### STATED PROBLEM
Exclude all pictures, then copy each of the records exactly as written.

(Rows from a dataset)
::::

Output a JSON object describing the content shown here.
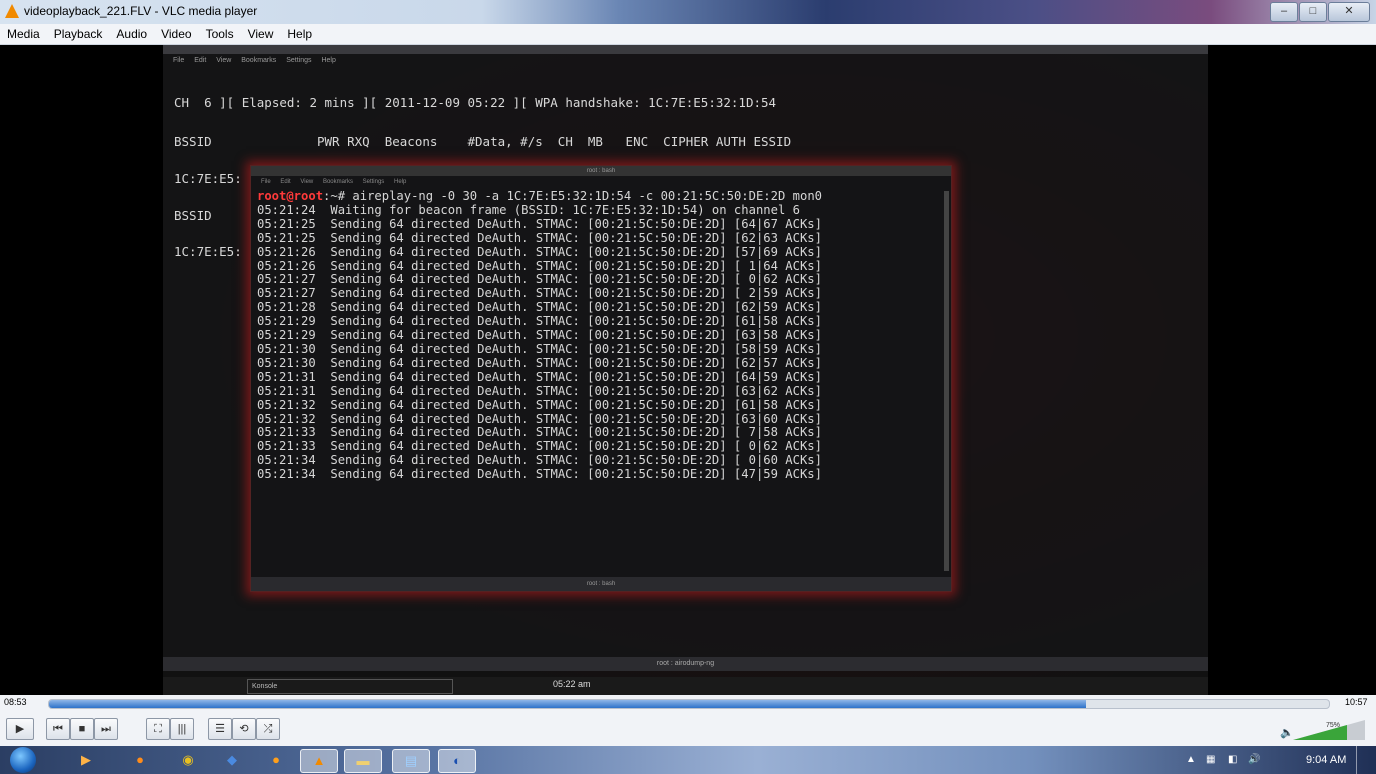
{
  "window": {
    "title": "videoplayback_221.FLV - VLC media player",
    "minimize": "–",
    "maximize": "□",
    "close": "✕"
  },
  "menu": [
    "Media",
    "Playback",
    "Audio",
    "Video",
    "Tools",
    "View",
    "Help"
  ],
  "video": {
    "bg_konsole": {
      "menu": [
        "File",
        "Edit",
        "View",
        "Bookmarks",
        "Settings",
        "Help"
      ],
      "lines": [
        "CH  6 ][ Elapsed: 2 mins ][ 2011-12-09 05:22 ][ WPA handshake: 1C:7E:E5:32:1D:54",
        "BSSID              PWR RXQ  Beacons    #Data, #/s  CH  MB   ENC  CIPHER AUTH ESSID",
        "1C:7E:E5:",
        "BSSID",
        "1C:7E:E5:"
      ],
      "status": "root : airodump-ng"
    },
    "fg_terminal": {
      "title": "root : bash",
      "menu": [
        "File",
        "Edit",
        "View",
        "Bookmarks",
        "Settings",
        "Help"
      ],
      "prompt": "root@root",
      "command": ":~# aireplay-ng -0 30 -a 1C:7E:E5:32:1D:54 -c 00:21:5C:50:DE:2D mon0",
      "lines": [
        "05:21:24  Waiting for beacon frame (BSSID: 1C:7E:E5:32:1D:54) on channel 6",
        "05:21:25  Sending 64 directed DeAuth. STMAC: [00:21:5C:50:DE:2D] [64|67 ACKs]",
        "05:21:25  Sending 64 directed DeAuth. STMAC: [00:21:5C:50:DE:2D] [62|63 ACKs]",
        "05:21:26  Sending 64 directed DeAuth. STMAC: [00:21:5C:50:DE:2D] [57|69 ACKs]",
        "05:21:26  Sending 64 directed DeAuth. STMAC: [00:21:5C:50:DE:2D] [ 1|64 ACKs]",
        "05:21:27  Sending 64 directed DeAuth. STMAC: [00:21:5C:50:DE:2D] [ 0|62 ACKs]",
        "05:21:27  Sending 64 directed DeAuth. STMAC: [00:21:5C:50:DE:2D] [ 2|59 ACKs]",
        "05:21:28  Sending 64 directed DeAuth. STMAC: [00:21:5C:50:DE:2D] [62|59 ACKs]",
        "05:21:29  Sending 64 directed DeAuth. STMAC: [00:21:5C:50:DE:2D] [61|58 ACKs]",
        "05:21:29  Sending 64 directed DeAuth. STMAC: [00:21:5C:50:DE:2D] [63|58 ACKs]",
        "05:21:30  Sending 64 directed DeAuth. STMAC: [00:21:5C:50:DE:2D] [58|59 ACKs]",
        "05:21:30  Sending 64 directed DeAuth. STMAC: [00:21:5C:50:DE:2D] [62|57 ACKs]",
        "05:21:31  Sending 64 directed DeAuth. STMAC: [00:21:5C:50:DE:2D] [64|59 ACKs]",
        "05:21:31  Sending 64 directed DeAuth. STMAC: [00:21:5C:50:DE:2D] [63|62 ACKs]",
        "05:21:32  Sending 64 directed DeAuth. STMAC: [00:21:5C:50:DE:2D] [61|58 ACKs]",
        "05:21:32  Sending 64 directed DeAuth. STMAC: [00:21:5C:50:DE:2D] [63|60 ACKs]",
        "05:21:33  Sending 64 directed DeAuth. STMAC: [00:21:5C:50:DE:2D] [ 7|58 ACKs]",
        "05:21:33  Sending 64 directed DeAuth. STMAC: [00:21:5C:50:DE:2D] [ 0|62 ACKs]",
        "05:21:34  Sending 64 directed DeAuth. STMAC: [00:21:5C:50:DE:2D] [ 0|60 ACKs]",
        "05:21:34  Sending 64 directed DeAuth. STMAC: [00:21:5C:50:DE:2D] [47|59 ACKs]"
      ],
      "status": "root : bash"
    },
    "kde_taskbar": {
      "task": "Konsole",
      "clock": "05:22 am"
    }
  },
  "player": {
    "elapsed": "08:53",
    "total": "10:57",
    "progress_fraction": 0.81,
    "volume_percent": "75%",
    "volume_fraction": 0.75,
    "buttons": {
      "play": "▶",
      "prev": "⏮",
      "stop": "■",
      "next": "⏭",
      "fullscreen": "⛶",
      "extended": "|||",
      "playlist": "☰",
      "loop": "⟲",
      "shuffle": "⤮"
    }
  },
  "taskbar": {
    "clock": "9:04 AM",
    "items": [
      "media-center-icon",
      "firefox-icon",
      "chrome-icon",
      "app-icon",
      "app-icon-2",
      "vlc-icon",
      "explorer-icon",
      "notepad-icon",
      "teamviewer-icon"
    ],
    "tray": "▲"
  },
  "colors": {
    "prompt_red": "#ff3a3a",
    "seek_blue": "#2d72c9",
    "volume_green": "#3aa53a"
  }
}
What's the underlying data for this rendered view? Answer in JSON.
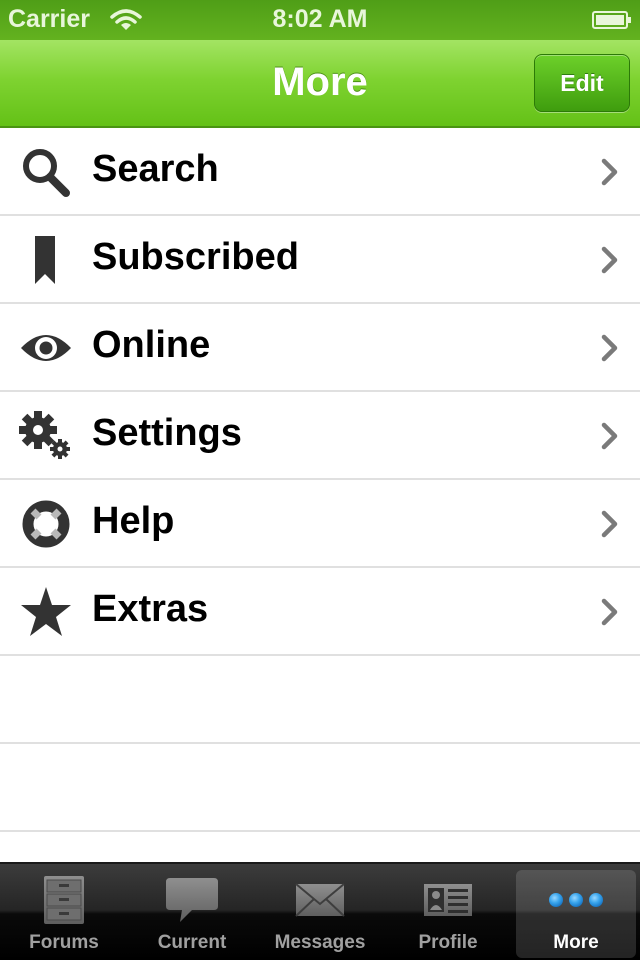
{
  "status_bar": {
    "carrier": "Carrier",
    "time": "8:02 AM",
    "wifi_icon": "wifi-icon",
    "battery_icon": "battery-full-icon"
  },
  "nav_bar": {
    "title": "More",
    "edit_label": "Edit"
  },
  "menu": {
    "items": [
      {
        "label": "Search",
        "icon": "search-icon"
      },
      {
        "label": "Subscribed",
        "icon": "bookmark-icon"
      },
      {
        "label": "Online",
        "icon": "eye-icon"
      },
      {
        "label": "Settings",
        "icon": "gears-icon"
      },
      {
        "label": "Help",
        "icon": "lifebuoy-icon"
      },
      {
        "label": "Extras",
        "icon": "star-icon"
      }
    ]
  },
  "tab_bar": {
    "tabs": [
      {
        "label": "Forums",
        "icon": "file-cabinet-icon",
        "active": false
      },
      {
        "label": "Current",
        "icon": "speech-bubble-icon",
        "active": false
      },
      {
        "label": "Messages",
        "icon": "envelope-icon",
        "active": false
      },
      {
        "label": "Profile",
        "icon": "profile-card-icon",
        "active": false
      },
      {
        "label": "More",
        "icon": "more-dots-icon",
        "active": true
      }
    ]
  },
  "colors": {
    "nav_green": "#7fd331",
    "status_green": "#5aa81b",
    "accent_blue": "#3aa6ee"
  }
}
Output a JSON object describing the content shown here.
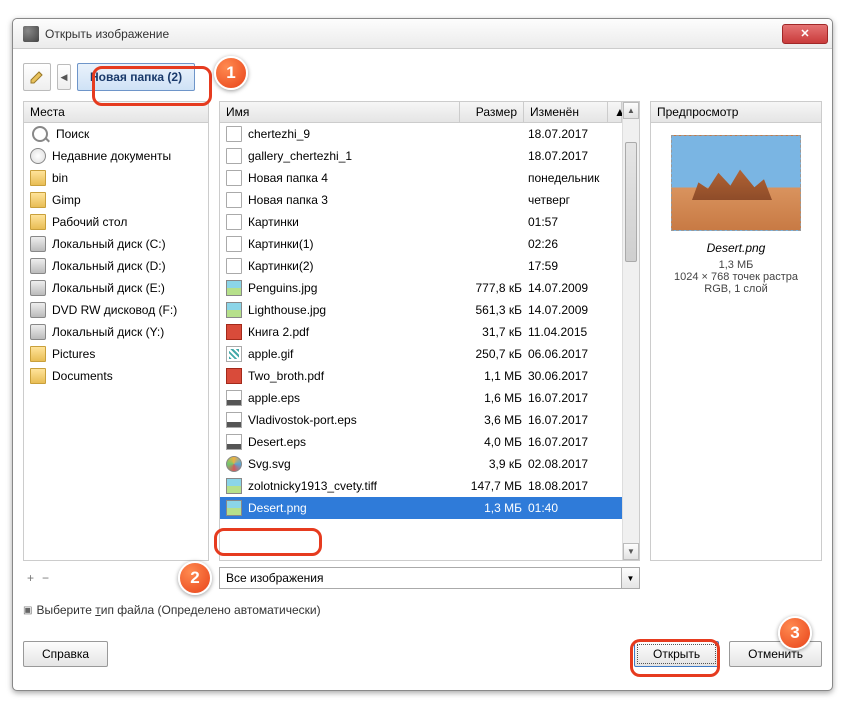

::::

### THE RESPONSE
Output a JSON object describing the content shown here.
{
  "window": {
    "title": "videoplayback_221.FLV - VLC media player",
    "minimize": "–",
    "maximize": "□",
    "close": "✕"
  },
  "menu": [
    "Media",
    "Playback",
    "Audio",
    "Video",
    "Tools",
    "View",
    "Help"
  ],
  "video": {
    "bg_konsole": {
      "menu": [
        "File",
        "Edit",
        "View",
        "Bookmarks",
        "Settings",
        "Help"
      ],
      "lines": [
        "CH  6 ][ Elapsed: 2 mins ][ 2011-12-09 05:22 ][ WPA handshake: 1C:7E:E5:32:1D:54",
        "BSSID              PWR RXQ  Beacons    #Data, #/s  CH  MB   ENC  CIPHER AUTH ESSID",
        "1C:7E:E5:",
        "BSSID",
        "1C:7E:E5:"
      ],
      "status": "root : airodump-ng"
    },
    "fg_terminal": {
      "title": "root : bash",
      "menu": [
        "File",
        "Edit",
        "View",
        "Bookmarks",
        "Settings",
        "Help"
      ],
      "prompt": "root@root",
      "command": ":~# aireplay-ng -0 30 -a 1C:7E:E5:32:1D:54 -c 00:21:5C:50:DE:2D mon0",
      "lines": [
        "05:21:24  Waiting for beacon frame (BSSID: 1C:7E:E5:32:1D:54) on channel 6",
        "05:21:25  Sending 64 directed DeAuth. STMAC: [00:21:5C:50:DE:2D] [64|67 ACKs]",
        "05:21:25  Sending 64 directed DeAuth. STMAC: [00:21:5C:50:DE:2D] [62|63 ACKs]",
        "05:21:26  Sending 64 directed DeAuth. STMAC: [00:21:5C:50:DE:2D] [57|69 ACKs]",
        "05:21:26  Sending 64 directed DeAuth. STMAC: [00:21:5C:50:DE:2D] [ 1|64 ACKs]",
        "05:21:27  Sending 64 directed DeAuth. STMAC: [00:21:5C:50:DE:2D] [ 0|62 ACKs]",
        "05:21:27  Sending 64 directed DeAuth. STMAC: [00:21:5C:50:DE:2D] [ 2|59 ACKs]",
        "05:21:28  Sending 64 directed DeAuth. STMAC: [00:21:5C:50:DE:2D] [62|59 ACKs]",
        "05:21:29  Sending 64 directed DeAuth. STMAC: [00:21:5C:50:DE:2D] [61|58 ACKs]",
        "05:21:29  Sending 64 directed DeAuth. STMAC: [00:21:5C:50:DE:2D] [63|58 ACKs]",
        "05:21:30  Sending 64 directed DeAuth. STMAC: [00:21:5C:50:DE:2D] [58|59 ACKs]",
        "05:21:30  Sending 64 directed DeAuth. STMAC: [00:21:5C:50:DE:2D] [62|57 ACKs]",
        "05:21:31  Sending 64 directed DeAuth. STMAC: [00:21:5C:50:DE:2D] [64|59 ACKs]",
        "05:21:31  Sending 64 directed DeAuth. STMAC: [00:21:5C:50:DE:2D] [63|62 ACKs]",
        "05:21:32  Sending 64 directed DeAuth. STMAC: [00:21:5C:50:DE:2D] [61|58 ACKs]",
        "05:21:32  Sending 64 directed DeAuth. STMAC: [00:21:5C:50:DE:2D] [63|60 ACKs]",
        "05:21:33  Sending 64 directed DeAuth. STMAC: [00:21:5C:50:DE:2D] [ 7|58 ACKs]",
        "05:21:33  Sending 64 directed DeAuth. STMAC: [00:21:5C:50:DE:2D] [ 0|62 ACKs]",
        "05:21:34  Sending 64 directed DeAuth. STMAC: [00:21:5C:50:DE:2D] [ 0|60 ACKs]",
        "05:21:34  Sending 64 directed DeAuth. STMAC: [00:21:5C:50:DE:2D] [47|59 ACKs]"
      ],
      "status": "root : bash"
    },
    "kde_taskbar": {
      "task": "Konsole",
      "clock": "05:22 am"
    }
  },
  "player": {
    "elapsed": "08:53",
    "total": "10:57",
    "progress_fraction": 0.81,
    "volume_percent": "75%",
    "volume_fraction": 0.75,
    "buttons": {
      "play": "▶",
      "prev": "⏮",
      "stop": "■",
      "next": "⏭",
      "fullscreen": "⛶",
      "extended": "|||",
      "playlist": "☰",
      "loop": "⟲",
      "shuffle": "⤮"
    }
  },
  "taskbar": {
    "clock": "9:04 AM",
    "items": [
      "media-center-icon",
      "firefox-icon",
      "chrome-icon",
      "app-icon",
      "app-icon-2",
      "vlc-icon",
      "explorer-icon",
      "notepad-icon",
      "teamviewer-icon"
    ],
    "tray": "▲"
  },
  "colors": {
    "prompt_red": "#ff3a3a",
    "seek_blue": "#2d72c9",
    "volume_green": "#3aa53a"
  }
}
What's the underlying data for this rendered view? Answer in JSON.
{
  "status_bar": {
    "carrier": "Carrier",
    "time": "8:02 AM",
    "wifi_icon": "wifi-icon",
    "battery_icon": "battery-full-icon"
  },
  "nav_bar": {
    "title": "More",
    "edit_label": "Edit"
  },
  "menu": {
    "items": [
      {
        "label": "Search",
        "icon": "search-icon"
      },
      {
        "label": "Subscribed",
        "icon": "bookmark-icon"
      },
      {
        "label": "Online",
        "icon": "eye-icon"
      },
      {
        "label": "Settings",
        "icon": "gears-icon"
      },
      {
        "label": "Help",
        "icon": "lifebuoy-icon"
      },
      {
        "label": "Extras",
        "icon": "star-icon"
      }
    ]
  },
  "tab_bar": {
    "tabs": [
      {
        "label": "Forums",
        "icon": "file-cabinet-icon",
        "active": false
      },
      {
        "label": "Current",
        "icon": "speech-bubble-icon",
        "active": false
      },
      {
        "label": "Messages",
        "icon": "envelope-icon",
        "active": false
      },
      {
        "label": "Profile",
        "icon": "profile-card-icon",
        "active": false
      },
      {
        "label": "More",
        "icon": "more-dots-icon",
        "active": true
      }
    ]
  },
  "colors": {
    "nav_green": "#7fd331",
    "status_green": "#5aa81b",
    "accent_blue": "#3aa6ee"
  }
}
Output a JSON object describing the content shown here.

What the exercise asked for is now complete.